▸ EXERCISE BRIEF:
The records that follow must be repeated verbatim, every one of them.

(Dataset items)
□ □ □ □

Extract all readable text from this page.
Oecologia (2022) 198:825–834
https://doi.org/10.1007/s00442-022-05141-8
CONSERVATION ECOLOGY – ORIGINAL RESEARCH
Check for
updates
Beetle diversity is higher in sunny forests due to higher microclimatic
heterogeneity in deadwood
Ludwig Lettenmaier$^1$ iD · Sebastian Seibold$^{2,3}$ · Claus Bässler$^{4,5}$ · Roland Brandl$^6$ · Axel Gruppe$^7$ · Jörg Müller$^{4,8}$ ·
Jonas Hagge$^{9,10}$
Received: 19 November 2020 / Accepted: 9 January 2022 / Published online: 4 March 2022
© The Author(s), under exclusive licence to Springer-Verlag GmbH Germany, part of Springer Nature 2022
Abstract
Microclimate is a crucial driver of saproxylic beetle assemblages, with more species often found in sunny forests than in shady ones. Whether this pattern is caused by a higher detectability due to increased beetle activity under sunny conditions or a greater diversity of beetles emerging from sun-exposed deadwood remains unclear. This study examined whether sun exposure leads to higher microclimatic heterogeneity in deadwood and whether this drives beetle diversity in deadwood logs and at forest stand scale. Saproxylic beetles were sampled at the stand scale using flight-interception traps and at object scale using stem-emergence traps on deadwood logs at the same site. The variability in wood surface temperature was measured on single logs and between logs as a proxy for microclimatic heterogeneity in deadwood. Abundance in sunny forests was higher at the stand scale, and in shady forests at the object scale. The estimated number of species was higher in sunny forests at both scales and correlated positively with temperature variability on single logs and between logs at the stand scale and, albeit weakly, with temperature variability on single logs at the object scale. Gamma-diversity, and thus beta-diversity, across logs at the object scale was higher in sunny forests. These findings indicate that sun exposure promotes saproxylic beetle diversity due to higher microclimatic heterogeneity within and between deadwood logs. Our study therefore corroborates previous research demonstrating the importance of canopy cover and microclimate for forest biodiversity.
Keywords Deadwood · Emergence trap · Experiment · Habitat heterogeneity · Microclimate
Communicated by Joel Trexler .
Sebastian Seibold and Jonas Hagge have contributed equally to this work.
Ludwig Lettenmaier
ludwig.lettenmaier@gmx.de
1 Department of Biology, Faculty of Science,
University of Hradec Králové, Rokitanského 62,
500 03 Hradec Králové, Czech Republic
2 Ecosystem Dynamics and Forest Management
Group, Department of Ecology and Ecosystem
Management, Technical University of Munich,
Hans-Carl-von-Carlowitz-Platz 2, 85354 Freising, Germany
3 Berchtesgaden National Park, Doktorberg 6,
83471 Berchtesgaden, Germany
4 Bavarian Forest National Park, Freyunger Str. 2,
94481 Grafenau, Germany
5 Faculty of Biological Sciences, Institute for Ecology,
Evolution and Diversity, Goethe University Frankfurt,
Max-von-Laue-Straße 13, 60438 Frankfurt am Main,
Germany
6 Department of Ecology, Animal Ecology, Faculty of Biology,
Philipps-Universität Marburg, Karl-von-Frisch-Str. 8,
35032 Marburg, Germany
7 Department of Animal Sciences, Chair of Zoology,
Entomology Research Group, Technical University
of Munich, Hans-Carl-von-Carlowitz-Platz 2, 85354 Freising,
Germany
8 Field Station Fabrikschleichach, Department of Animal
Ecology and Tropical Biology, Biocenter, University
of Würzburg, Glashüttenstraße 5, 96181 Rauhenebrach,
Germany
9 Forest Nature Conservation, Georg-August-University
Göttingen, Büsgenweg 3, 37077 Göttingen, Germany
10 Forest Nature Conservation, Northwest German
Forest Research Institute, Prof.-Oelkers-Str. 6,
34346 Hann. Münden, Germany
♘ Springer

□ □ □ □

▸ ANSWER TO THE TASK:
Extract all readable text from this page.
Oecologia (2022) 198:825–834
https://doi.org/10.1007/s00442-022-05141-8
CONSERVATION ECOLOGY – ORIGINAL RESEARCH
Check for
updates
Beetle diversity is higher in sunny forests due to higher microclimatic
heterogeneity in deadwood
Ludwig Lettenmaier$^1$ iD · Sebastian Seibold$^{2,3}$ · Claus Bässler$^{4,5}$ · Roland Brandl$^6$ · Axel Gruppe$^7$ · Jörg Müller$^{4,8}$ ·
Jonas Hagge$^{9,10}$
Received: 19 November 2020 / Accepted: 9 January 2022 / Published online: 4 March 2022
© The Author(s), under exclusive licence to Springer-Verlag GmbH Germany, part of Springer Nature 2022
Abstract
Microclimate is a crucial driver of saproxylic beetle assemblages, with more species often found in sunny forests than in shady ones. Whether this pattern is caused by a higher detectability due to increased beetle activity under sunny conditions or a greater diversity of beetles emerging from sun-exposed deadwood remains unclear. This study examined whether sun exposure leads to higher microclimatic heterogeneity in deadwood and whether this drives beetle diversity in deadwood logs and at forest stand scale. Saproxylic beetles were sampled at the stand scale using flight-interception traps and at object scale using stem-emergence traps on deadwood logs at the same site. The variability in wood surface temperature was measured on single logs and between logs as a proxy for microclimatic heterogeneity in deadwood. Abundance in sunny forests was higher at the stand scale, and in shady forests at the object scale. The estimated number of species was higher in sunny forests at both scales and correlated positively with temperature variability on single logs and between logs at the stand scale and, albeit weakly, with temperature variability on single logs at the object scale. Gamma-diversity, and thus beta-diversity, across logs at the object scale was higher in sunny forests. These findings indicate that sun exposure promotes saproxylic beetle diversity due to higher microclimatic heterogeneity within and between deadwood logs. Our study therefore corroborates previous research demonstrating the importance of canopy cover and microclimate for forest biodiversity.
Keywords Deadwood · Emergence trap · Experiment · Habitat heterogeneity · Microclimate
Communicated by Joel Trexler .
Sebastian Seibold and Jonas Hagge have contributed equally to this work.
Ludwig Lettenmaier
ludwig.lettenmaier@gmx.de
1 Department of Biology, Faculty of Science,
University of Hradec Králové, Rokitanského 62,
500 03 Hradec Králové, Czech Republic
2 Ecosystem Dynamics and Forest Management
Group, Department of Ecology and Ecosystem
Management, Technical University of Munich,
Hans-Carl-von-Carlowitz-Platz 2, 85354 Freising, Germany
3 Berchtesgaden National Park, Doktorberg 6,
83471 Berchtesgaden, Germany
4 Bavarian Forest National Park, Freyunger Str. 2,
94481 Grafenau, Germany
5 Faculty of Biological Sciences, Institute for Ecology,
Evolution and Diversity, Goethe University Frankfurt,
Max-von-Laue-Straße 13, 60438 Frankfurt am Main,
Germany
6 Department of Ecology, Animal Ecology, Faculty of Biology,
Philipps-Universität Marburg, Karl-von-Frisch-Str. 8,
35032 Marburg, Germany
7 Department of Animal Sciences, Chair of Zoology,
Entomology Research Group, Technical University
of Munich, Hans-Carl-von-Carlowitz-Platz 2, 85354 Freising,
Germany
8 Field Station Fabrikschleichach, Department of Animal
Ecology and Tropical Biology, Biocenter, University
of Würzburg, Glashüttenstraße 5, 96181 Rauhenebrach,
Germany
9 Forest Nature Conservation, Georg-August-University
Göttingen, Büsgenweg 3, 37077 Göttingen, Germany
10 Forest Nature Conservation, Northwest German
Forest Research Institute, Prof.-Oelkers-Str. 6,
34346 Hann. Münden, Germany
♘ Springer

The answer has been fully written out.